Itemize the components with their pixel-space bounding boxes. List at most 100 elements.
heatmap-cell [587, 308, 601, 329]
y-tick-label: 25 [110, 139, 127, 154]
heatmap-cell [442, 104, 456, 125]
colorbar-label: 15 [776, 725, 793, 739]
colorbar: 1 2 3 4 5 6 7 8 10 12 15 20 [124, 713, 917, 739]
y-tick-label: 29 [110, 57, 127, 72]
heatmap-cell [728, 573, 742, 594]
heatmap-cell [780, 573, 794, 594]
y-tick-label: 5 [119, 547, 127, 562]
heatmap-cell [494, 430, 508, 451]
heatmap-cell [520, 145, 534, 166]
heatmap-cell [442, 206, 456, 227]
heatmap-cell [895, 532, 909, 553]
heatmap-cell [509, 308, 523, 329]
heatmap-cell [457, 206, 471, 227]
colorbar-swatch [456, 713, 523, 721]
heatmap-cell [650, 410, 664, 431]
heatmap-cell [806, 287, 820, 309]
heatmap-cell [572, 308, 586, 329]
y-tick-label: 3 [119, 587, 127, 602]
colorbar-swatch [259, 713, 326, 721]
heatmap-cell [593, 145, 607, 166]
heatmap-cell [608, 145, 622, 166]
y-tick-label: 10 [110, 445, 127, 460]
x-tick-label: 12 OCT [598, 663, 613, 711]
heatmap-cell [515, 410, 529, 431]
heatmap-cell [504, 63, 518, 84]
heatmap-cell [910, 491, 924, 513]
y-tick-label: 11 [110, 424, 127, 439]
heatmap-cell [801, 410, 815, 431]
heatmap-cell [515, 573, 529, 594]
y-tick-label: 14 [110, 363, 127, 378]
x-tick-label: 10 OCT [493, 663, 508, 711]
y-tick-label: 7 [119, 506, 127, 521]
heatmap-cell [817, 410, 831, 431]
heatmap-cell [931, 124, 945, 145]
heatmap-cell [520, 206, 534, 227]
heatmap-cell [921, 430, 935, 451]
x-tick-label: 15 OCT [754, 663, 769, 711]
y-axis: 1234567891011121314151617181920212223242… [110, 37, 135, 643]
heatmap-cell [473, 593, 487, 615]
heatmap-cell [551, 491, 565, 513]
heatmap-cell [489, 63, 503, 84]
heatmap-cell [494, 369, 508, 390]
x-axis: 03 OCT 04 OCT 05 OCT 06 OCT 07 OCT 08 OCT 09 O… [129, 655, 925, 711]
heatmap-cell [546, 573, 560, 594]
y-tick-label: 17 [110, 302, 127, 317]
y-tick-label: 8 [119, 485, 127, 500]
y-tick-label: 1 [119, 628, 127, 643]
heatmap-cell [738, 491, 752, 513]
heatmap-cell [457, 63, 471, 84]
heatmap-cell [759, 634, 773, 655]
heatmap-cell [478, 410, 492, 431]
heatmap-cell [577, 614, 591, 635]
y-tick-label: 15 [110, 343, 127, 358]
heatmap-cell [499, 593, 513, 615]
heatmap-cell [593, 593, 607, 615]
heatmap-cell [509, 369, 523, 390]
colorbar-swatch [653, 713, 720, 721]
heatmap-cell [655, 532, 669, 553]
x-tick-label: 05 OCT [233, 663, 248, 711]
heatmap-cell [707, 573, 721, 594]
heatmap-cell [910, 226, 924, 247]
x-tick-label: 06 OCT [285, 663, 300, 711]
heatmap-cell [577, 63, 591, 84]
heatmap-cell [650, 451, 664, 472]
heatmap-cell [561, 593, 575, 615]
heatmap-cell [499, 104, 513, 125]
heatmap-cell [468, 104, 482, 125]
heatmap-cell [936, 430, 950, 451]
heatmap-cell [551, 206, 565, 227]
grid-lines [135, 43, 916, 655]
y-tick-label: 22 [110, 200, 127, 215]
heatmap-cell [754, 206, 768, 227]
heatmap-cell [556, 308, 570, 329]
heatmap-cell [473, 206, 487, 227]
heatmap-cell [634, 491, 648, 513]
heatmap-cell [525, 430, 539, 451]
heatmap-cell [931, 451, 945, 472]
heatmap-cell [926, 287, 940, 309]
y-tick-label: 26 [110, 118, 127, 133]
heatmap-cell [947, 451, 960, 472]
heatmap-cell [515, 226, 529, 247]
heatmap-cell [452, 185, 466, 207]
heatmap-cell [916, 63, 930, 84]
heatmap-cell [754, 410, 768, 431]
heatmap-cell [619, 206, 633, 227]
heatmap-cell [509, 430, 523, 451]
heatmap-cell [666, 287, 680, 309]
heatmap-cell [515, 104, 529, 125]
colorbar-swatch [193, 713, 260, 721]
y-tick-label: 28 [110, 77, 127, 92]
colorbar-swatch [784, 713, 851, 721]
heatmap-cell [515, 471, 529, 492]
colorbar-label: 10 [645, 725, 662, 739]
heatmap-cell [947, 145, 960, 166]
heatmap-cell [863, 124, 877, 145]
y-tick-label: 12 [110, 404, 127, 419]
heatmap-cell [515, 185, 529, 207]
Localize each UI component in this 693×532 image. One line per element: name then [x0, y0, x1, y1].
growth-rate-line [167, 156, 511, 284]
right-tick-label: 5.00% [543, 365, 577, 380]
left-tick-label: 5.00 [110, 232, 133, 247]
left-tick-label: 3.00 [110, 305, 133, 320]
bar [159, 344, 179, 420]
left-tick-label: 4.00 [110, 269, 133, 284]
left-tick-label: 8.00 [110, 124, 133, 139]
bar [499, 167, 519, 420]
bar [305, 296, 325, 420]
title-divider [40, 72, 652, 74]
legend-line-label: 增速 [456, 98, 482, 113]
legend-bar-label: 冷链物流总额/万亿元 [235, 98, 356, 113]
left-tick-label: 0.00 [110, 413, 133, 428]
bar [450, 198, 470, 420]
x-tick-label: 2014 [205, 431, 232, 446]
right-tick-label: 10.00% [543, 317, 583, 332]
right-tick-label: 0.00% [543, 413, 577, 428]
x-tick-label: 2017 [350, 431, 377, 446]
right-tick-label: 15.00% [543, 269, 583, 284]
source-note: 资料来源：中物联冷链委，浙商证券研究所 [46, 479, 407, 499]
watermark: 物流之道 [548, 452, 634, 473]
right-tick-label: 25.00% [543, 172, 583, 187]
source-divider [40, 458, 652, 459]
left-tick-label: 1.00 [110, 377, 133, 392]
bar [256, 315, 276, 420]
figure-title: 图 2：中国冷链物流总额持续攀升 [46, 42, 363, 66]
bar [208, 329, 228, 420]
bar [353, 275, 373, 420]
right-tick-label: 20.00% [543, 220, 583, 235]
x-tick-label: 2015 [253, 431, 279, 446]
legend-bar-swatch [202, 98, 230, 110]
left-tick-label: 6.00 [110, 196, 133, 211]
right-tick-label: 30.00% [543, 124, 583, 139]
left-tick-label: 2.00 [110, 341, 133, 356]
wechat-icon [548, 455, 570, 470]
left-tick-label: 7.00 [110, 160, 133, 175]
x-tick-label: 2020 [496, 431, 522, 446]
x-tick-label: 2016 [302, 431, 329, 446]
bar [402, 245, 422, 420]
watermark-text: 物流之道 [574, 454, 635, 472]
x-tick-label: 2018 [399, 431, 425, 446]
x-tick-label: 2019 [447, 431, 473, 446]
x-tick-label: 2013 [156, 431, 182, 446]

......

Extract every row above without changes, reproducing each line in full and in order.

Itemize the components with their pixel-space bounding boxes. List at most 100 elements.
heatmap-cell [587, 308, 601, 329]
y-tick-label: 25 [110, 139, 127, 154]
heatmap-cell [442, 104, 456, 125]
colorbar-label: 15 [776, 725, 793, 739]
colorbar: 1 2 3 4 5 6 7 8 10 12 15 20 [124, 713, 917, 739]
y-tick-label: 29 [110, 57, 127, 72]
heatmap-cell [728, 573, 742, 594]
heatmap-cell [780, 573, 794, 594]
y-tick-label: 5 [119, 547, 127, 562]
heatmap-cell [494, 430, 508, 451]
heatmap-cell [520, 145, 534, 166]
heatmap-cell [442, 206, 456, 227]
heatmap-cell [895, 532, 909, 553]
heatmap-cell [509, 308, 523, 329]
heatmap-cell [457, 206, 471, 227]
colorbar-swatch [456, 713, 523, 721]
heatmap-cell [650, 410, 664, 431]
heatmap-cell [806, 287, 820, 309]
heatmap-cell [572, 308, 586, 329]
y-tick-label: 3 [119, 587, 127, 602]
colorbar-swatch [259, 713, 326, 721]
heatmap-cell [593, 145, 607, 166]
heatmap-cell [608, 145, 622, 166]
y-tick-label: 10 [110, 445, 127, 460]
x-tick-label: 12 OCT [598, 663, 613, 711]
heatmap-cell [515, 410, 529, 431]
heatmap-cell [504, 63, 518, 84]
heatmap-cell [910, 491, 924, 513]
y-tick-label: 11 [110, 424, 127, 439]
heatmap-cell [801, 410, 815, 431]
heatmap-cell [515, 573, 529, 594]
y-tick-label: 14 [110, 363, 127, 378]
x-tick-label: 10 OCT [493, 663, 508, 711]
y-tick-label: 7 [119, 506, 127, 521]
heatmap-cell [817, 410, 831, 431]
heatmap-cell [931, 124, 945, 145]
heatmap-cell [520, 206, 534, 227]
heatmap-cell [921, 430, 935, 451]
x-tick-label: 15 OCT [754, 663, 769, 711]
y-axis: 1234567891011121314151617181920212223242… [110, 37, 135, 643]
heatmap-cell [473, 593, 487, 615]
heatmap-cell [551, 491, 565, 513]
heatmap-cell [489, 63, 503, 84]
heatmap-cell [494, 369, 508, 390]
x-axis: 03 OCT 04 OCT 05 OCT 06 OCT 07 OCT 08 OCT 09 O… [129, 655, 925, 711]
heatmap-cell [546, 573, 560, 594]
y-tick-label: 17 [110, 302, 127, 317]
y-tick-label: 8 [119, 485, 127, 500]
y-tick-label: 1 [119, 628, 127, 643]
heatmap-cell [738, 491, 752, 513]
heatmap-cell [457, 63, 471, 84]
heatmap-cell [759, 634, 773, 655]
heatmap-cell [478, 410, 492, 431]
heatmap-cell [577, 614, 591, 635]
y-tick-label: 15 [110, 343, 127, 358]
heatmap-cell [499, 593, 513, 615]
heatmap-cell [593, 593, 607, 615]
heatmap-cell [509, 369, 523, 390]
colorbar-swatch [653, 713, 720, 721]
heatmap-cell [655, 532, 669, 553]
x-tick-label: 05 OCT [233, 663, 248, 711]
heatmap-cell [707, 573, 721, 594]
heatmap-cell [910, 226, 924, 247]
x-tick-label: 06 OCT [285, 663, 300, 711]
heatmap-cell [577, 63, 591, 84]
heatmap-cell [650, 451, 664, 472]
heatmap-cell [561, 593, 575, 615]
heatmap-cell [499, 104, 513, 125]
heatmap-cell [468, 104, 482, 125]
heatmap-cell [936, 430, 950, 451]
heatmap-cell [551, 206, 565, 227]
grid-lines [135, 43, 916, 655]
y-tick-label: 22 [110, 200, 127, 215]
heatmap-cell [754, 206, 768, 227]
heatmap-cell [556, 308, 570, 329]
heatmap-cell [473, 206, 487, 227]
heatmap-cell [634, 491, 648, 513]
heatmap-cell [525, 430, 539, 451]
heatmap-cell [931, 451, 945, 472]
heatmap-cell [926, 287, 940, 309]
y-tick-label: 26 [110, 118, 127, 133]
heatmap-cell [947, 451, 960, 472]
heatmap-cell [515, 226, 529, 247]
heatmap-cell [452, 185, 466, 207]
heatmap-cell [916, 63, 930, 84]
heatmap-cell [754, 410, 768, 431]
heatmap-cell [619, 206, 633, 227]
heatmap-cell [509, 430, 523, 451]
heatmap-cell [666, 287, 680, 309]
heatmap-cell [515, 104, 529, 125]
colorbar-swatch [193, 713, 260, 721]
y-tick-label: 28 [110, 77, 127, 92]
colorbar-swatch [784, 713, 851, 721]
heatmap-cell [515, 471, 529, 492]
colorbar-label: 10 [645, 725, 662, 739]
heatmap-cell [947, 145, 960, 166]
heatmap-cell [863, 124, 877, 145]
y-tick-label: 12 [110, 404, 127, 419]
heatmap-cell [515, 185, 529, 207]
Localize each UI component in this 693×532 image. One line per element: name then [x0, y0, x1, y1].
growth-rate-line [167, 156, 511, 284]
right-tick-label: 5.00% [543, 365, 577, 380]
left-tick-label: 5.00 [110, 232, 133, 247]
left-tick-label: 3.00 [110, 305, 133, 320]
bar [159, 344, 179, 420]
left-tick-label: 4.00 [110, 269, 133, 284]
left-tick-label: 8.00 [110, 124, 133, 139]
bar [499, 167, 519, 420]
bar [305, 296, 325, 420]
title-divider [40, 72, 652, 74]
legend-line-label: 增速 [456, 98, 482, 113]
legend-bar-label: 冷链物流总额/万亿元 [235, 98, 356, 113]
left-tick-label: 0.00 [110, 413, 133, 428]
bar [450, 198, 470, 420]
x-tick-label: 2014 [205, 431, 232, 446]
right-tick-label: 10.00% [543, 317, 583, 332]
right-tick-label: 0.00% [543, 413, 577, 428]
x-tick-label: 2017 [350, 431, 377, 446]
right-tick-label: 15.00% [543, 269, 583, 284]
source-note: 资料来源：中物联冷链委，浙商证券研究所 [46, 479, 407, 499]
watermark: 物流之道 [548, 452, 634, 473]
right-tick-label: 25.00% [543, 172, 583, 187]
source-divider [40, 458, 652, 459]
left-tick-label: 1.00 [110, 377, 133, 392]
bar [256, 315, 276, 420]
figure-title: 图 2：中国冷链物流总额持续攀升 [46, 42, 363, 66]
bar [208, 329, 228, 420]
bar [353, 275, 373, 420]
right-tick-label: 20.00% [543, 220, 583, 235]
x-tick-label: 2015 [253, 431, 279, 446]
legend-bar-swatch [202, 98, 230, 110]
left-tick-label: 6.00 [110, 196, 133, 211]
right-tick-label: 30.00% [543, 124, 583, 139]
left-tick-label: 2.00 [110, 341, 133, 356]
wechat-icon [548, 455, 570, 470]
left-tick-label: 7.00 [110, 160, 133, 175]
x-tick-label: 2020 [496, 431, 522, 446]
x-tick-label: 2016 [302, 431, 329, 446]
bar [402, 245, 422, 420]
watermark-text: 物流之道 [574, 454, 635, 472]
x-tick-label: 2018 [399, 431, 425, 446]
x-tick-label: 2019 [447, 431, 473, 446]
x-tick-label: 2013 [156, 431, 182, 446]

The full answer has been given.